=== What the task asks ===
Exact repetition is required: output every record in full.

=== Supplied information ===
-- start --
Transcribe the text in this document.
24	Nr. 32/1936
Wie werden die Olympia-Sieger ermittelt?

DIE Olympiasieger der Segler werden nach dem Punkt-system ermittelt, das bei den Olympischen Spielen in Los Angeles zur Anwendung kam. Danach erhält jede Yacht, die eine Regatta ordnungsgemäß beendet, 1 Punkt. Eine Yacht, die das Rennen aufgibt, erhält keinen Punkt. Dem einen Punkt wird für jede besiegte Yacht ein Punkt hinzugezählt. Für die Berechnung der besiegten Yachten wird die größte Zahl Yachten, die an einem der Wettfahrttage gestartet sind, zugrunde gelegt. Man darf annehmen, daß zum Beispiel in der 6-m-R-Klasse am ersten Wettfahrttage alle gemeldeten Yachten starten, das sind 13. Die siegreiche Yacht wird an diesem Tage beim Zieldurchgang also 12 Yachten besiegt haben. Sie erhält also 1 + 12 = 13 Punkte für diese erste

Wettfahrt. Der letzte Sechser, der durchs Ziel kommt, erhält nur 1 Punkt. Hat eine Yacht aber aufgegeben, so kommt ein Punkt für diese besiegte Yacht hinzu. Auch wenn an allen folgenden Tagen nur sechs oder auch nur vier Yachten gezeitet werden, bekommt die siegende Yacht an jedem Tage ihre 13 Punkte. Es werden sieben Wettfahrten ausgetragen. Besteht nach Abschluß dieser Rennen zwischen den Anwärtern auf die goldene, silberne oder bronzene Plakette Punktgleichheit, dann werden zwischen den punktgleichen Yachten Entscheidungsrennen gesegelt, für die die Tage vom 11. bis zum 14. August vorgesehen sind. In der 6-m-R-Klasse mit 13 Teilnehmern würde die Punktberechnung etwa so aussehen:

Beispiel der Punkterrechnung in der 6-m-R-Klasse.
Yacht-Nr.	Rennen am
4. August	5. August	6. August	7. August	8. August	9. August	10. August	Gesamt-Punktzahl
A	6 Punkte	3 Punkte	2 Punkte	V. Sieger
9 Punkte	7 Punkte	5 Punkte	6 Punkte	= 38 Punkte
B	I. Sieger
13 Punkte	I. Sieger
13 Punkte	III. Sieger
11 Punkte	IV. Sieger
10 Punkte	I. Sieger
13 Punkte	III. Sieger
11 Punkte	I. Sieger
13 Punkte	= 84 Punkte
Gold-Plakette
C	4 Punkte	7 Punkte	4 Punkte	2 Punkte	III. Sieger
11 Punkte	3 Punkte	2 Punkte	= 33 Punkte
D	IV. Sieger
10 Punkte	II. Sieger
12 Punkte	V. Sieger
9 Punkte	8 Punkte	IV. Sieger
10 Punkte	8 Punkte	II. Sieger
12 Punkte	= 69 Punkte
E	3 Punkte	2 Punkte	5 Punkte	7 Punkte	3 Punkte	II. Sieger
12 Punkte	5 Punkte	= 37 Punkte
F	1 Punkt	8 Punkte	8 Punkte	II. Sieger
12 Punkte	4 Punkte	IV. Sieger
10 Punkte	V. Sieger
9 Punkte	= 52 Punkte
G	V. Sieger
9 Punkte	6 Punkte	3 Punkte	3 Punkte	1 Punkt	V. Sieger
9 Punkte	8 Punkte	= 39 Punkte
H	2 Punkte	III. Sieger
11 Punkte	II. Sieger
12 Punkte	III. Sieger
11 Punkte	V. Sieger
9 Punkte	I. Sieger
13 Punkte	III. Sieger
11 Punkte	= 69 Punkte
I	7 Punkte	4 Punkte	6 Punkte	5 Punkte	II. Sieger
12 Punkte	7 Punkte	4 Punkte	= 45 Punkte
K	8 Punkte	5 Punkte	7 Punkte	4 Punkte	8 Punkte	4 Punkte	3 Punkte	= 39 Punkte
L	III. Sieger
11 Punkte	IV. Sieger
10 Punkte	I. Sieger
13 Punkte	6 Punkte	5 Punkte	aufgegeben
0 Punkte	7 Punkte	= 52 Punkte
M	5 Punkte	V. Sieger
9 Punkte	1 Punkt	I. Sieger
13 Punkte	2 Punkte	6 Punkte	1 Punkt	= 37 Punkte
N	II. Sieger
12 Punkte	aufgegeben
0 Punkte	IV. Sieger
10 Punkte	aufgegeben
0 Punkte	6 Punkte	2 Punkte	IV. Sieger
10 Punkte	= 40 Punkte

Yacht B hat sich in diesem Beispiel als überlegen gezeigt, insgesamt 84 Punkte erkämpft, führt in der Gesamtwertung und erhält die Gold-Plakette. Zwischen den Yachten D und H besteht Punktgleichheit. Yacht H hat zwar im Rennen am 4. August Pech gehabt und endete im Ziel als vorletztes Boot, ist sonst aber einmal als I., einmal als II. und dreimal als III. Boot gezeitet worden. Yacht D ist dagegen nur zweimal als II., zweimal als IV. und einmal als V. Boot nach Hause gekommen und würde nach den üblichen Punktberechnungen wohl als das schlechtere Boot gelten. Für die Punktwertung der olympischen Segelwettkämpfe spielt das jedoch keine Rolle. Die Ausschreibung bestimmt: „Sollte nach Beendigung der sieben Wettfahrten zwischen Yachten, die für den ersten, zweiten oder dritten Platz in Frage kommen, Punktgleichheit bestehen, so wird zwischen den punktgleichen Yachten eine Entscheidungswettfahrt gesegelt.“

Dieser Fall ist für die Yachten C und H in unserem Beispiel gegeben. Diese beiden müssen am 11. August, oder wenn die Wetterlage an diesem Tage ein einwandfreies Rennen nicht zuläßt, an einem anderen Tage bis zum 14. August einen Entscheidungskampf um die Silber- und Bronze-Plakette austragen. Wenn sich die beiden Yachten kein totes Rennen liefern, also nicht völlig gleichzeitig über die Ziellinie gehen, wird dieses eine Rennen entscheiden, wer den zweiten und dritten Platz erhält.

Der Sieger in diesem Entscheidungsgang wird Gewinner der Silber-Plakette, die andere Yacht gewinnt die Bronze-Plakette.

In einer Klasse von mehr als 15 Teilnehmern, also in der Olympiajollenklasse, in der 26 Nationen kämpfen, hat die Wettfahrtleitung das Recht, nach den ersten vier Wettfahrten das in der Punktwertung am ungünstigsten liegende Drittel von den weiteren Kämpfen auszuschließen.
-- end --
=== Correct output ===
Transcribe the text in this document.
24	Nr. 32/1936
Wie werden die Olympia-Sieger ermittelt?

DIE Olympiasieger der Segler werden nach dem Punkt-system ermittelt, das bei den Olympischen Spielen in Los Angeles zur Anwendung kam. Danach erhält jede Yacht, die eine Regatta ordnungsgemäß beendet, 1 Punkt. Eine Yacht, die das Rennen aufgibt, erhält keinen Punkt. Dem einen Punkt wird für jede besiegte Yacht ein Punkt hinzugezählt. Für die Berechnung der besiegten Yachten wird die größte Zahl Yachten, die an einem der Wettfahrttage gestartet sind, zugrunde gelegt. Man darf annehmen, daß zum Beispiel in der 6-m-R-Klasse am ersten Wettfahrttage alle gemeldeten Yachten starten, das sind 13. Die siegreiche Yacht wird an diesem Tage beim Zieldurchgang also 12 Yachten besiegt haben. Sie erhält also 1 + 12 = 13 Punkte für diese erste

Wettfahrt. Der letzte Sechser, der durchs Ziel kommt, erhält nur 1 Punkt. Hat eine Yacht aber aufgegeben, so kommt ein Punkt für diese besiegte Yacht hinzu. Auch wenn an allen folgenden Tagen nur sechs oder auch nur vier Yachten gezeitet werden, bekommt die siegende Yacht an jedem Tage ihre 13 Punkte. Es werden sieben Wettfahrten ausgetragen. Besteht nach Abschluß dieser Rennen zwischen den Anwärtern auf die goldene, silberne oder bronzene Plakette Punktgleichheit, dann werden zwischen den punktgleichen Yachten Entscheidungsrennen gesegelt, für die die Tage vom 11. bis zum 14. August vorgesehen sind. In der 6-m-R-Klasse mit 13 Teilnehmern würde die Punktberechnung etwa so aussehen:

Beispiel der Punkterrechnung in der 6-m-R-Klasse.
Yacht-Nr.	Rennen am
4. August	5. August	6. August	7. August	8. August	9. August	10. August	Gesamt-Punktzahl
A	6 Punkte	3 Punkte	2 Punkte	V. Sieger
9 Punkte	7 Punkte	5 Punkte	6 Punkte	= 38 Punkte
B	I. Sieger
13 Punkte	I. Sieger
13 Punkte	III. Sieger
11 Punkte	IV. Sieger
10 Punkte	I. Sieger
13 Punkte	III. Sieger
11 Punkte	I. Sieger
13 Punkte	= 84 Punkte
Gold-Plakette
C	4 Punkte	7 Punkte	4 Punkte	2 Punkte	III. Sieger
11 Punkte	3 Punkte	2 Punkte	= 33 Punkte
D	IV. Sieger
10 Punkte	II. Sieger
12 Punkte	V. Sieger
9 Punkte	8 Punkte	IV. Sieger
10 Punkte	8 Punkte	II. Sieger
12 Punkte	= 69 Punkte
E	3 Punkte	2 Punkte	5 Punkte	7 Punkte	3 Punkte	II. Sieger
12 Punkte	5 Punkte	= 37 Punkte
F	1 Punkt	8 Punkte	8 Punkte	II. Sieger
12 Punkte	4 Punkte	IV. Sieger
10 Punkte	V. Sieger
9 Punkte	= 52 Punkte
G	V. Sieger
9 Punkte	6 Punkte	3 Punkte	3 Punkte	1 Punkt	V. Sieger
9 Punkte	8 Punkte	= 39 Punkte
H	2 Punkte	III. Sieger
11 Punkte	II. Sieger
12 Punkte	III. Sieger
11 Punkte	V. Sieger
9 Punkte	I. Sieger
13 Punkte	III. Sieger
11 Punkte	= 69 Punkte
I	7 Punkte	4 Punkte	6 Punkte	5 Punkte	II. Sieger
12 Punkte	7 Punkte	4 Punkte	= 45 Punkte
K	8 Punkte	5 Punkte	7 Punkte	4 Punkte	8 Punkte	4 Punkte	3 Punkte	= 39 Punkte
L	III. Sieger
11 Punkte	IV. Sieger
10 Punkte	I. Sieger
13 Punkte	6 Punkte	5 Punkte	aufgegeben
0 Punkte	7 Punkte	= 52 Punkte
M	5 Punkte	V. Sieger
9 Punkte	1 Punkt	I. Sieger
13 Punkte	2 Punkte	6 Punkte	1 Punkt	= 37 Punkte
N	II. Sieger
12 Punkte	aufgegeben
0 Punkte	IV. Sieger
10 Punkte	aufgegeben
0 Punkte	6 Punkte	2 Punkte	IV. Sieger
10 Punkte	= 40 Punkte

Yacht B hat sich in diesem Beispiel als überlegen gezeigt, insgesamt 84 Punkte erkämpft, führt in der Gesamtwertung und erhält die Gold-Plakette. Zwischen den Yachten D und H besteht Punktgleichheit. Yacht H hat zwar im Rennen am 4. August Pech gehabt und endete im Ziel als vorletztes Boot, ist sonst aber einmal als I., einmal als II. und dreimal als III. Boot gezeitet worden. Yacht D ist dagegen nur zweimal als II., zweimal als IV. und einmal als V. Boot nach Hause gekommen und würde nach den üblichen Punktberechnungen wohl als das schlechtere Boot gelten. Für die Punktwertung der olympischen Segelwettkämpfe spielt das jedoch keine Rolle. Die Ausschreibung bestimmt: „Sollte nach Beendigung der sieben Wettfahrten zwischen Yachten, die für den ersten, zweiten oder dritten Platz in Frage kommen, Punktgleichheit bestehen, so wird zwischen den punktgleichen Yachten eine Entscheidungswettfahrt gesegelt.“

Dieser Fall ist für die Yachten C und H in unserem Beispiel gegeben. Diese beiden müssen am 11. August, oder wenn die Wetterlage an diesem Tage ein einwandfreies Rennen nicht zuläßt, an einem anderen Tage bis zum 14. August einen Entscheidungskampf um die Silber- und Bronze-Plakette austragen. Wenn sich die beiden Yachten kein totes Rennen liefern, also nicht völlig gleichzeitig über die Ziellinie gehen, wird dieses eine Rennen entscheiden, wer den zweiten und dritten Platz erhält.

Der Sieger in diesem Entscheidungsgang wird Gewinner der Silber-Plakette, die andere Yacht gewinnt die Bronze-Plakette.

In einer Klasse von mehr als 15 Teilnehmern, also in der Olympiajollenklasse, in der 26 Nationen kämpfen, hat die Wettfahrtleitung das Recht, nach den ersten vier Wettfahrten das in der Punktwertung am ungünstigsten liegende Drittel von den weiteren Kämpfen auszuschließen.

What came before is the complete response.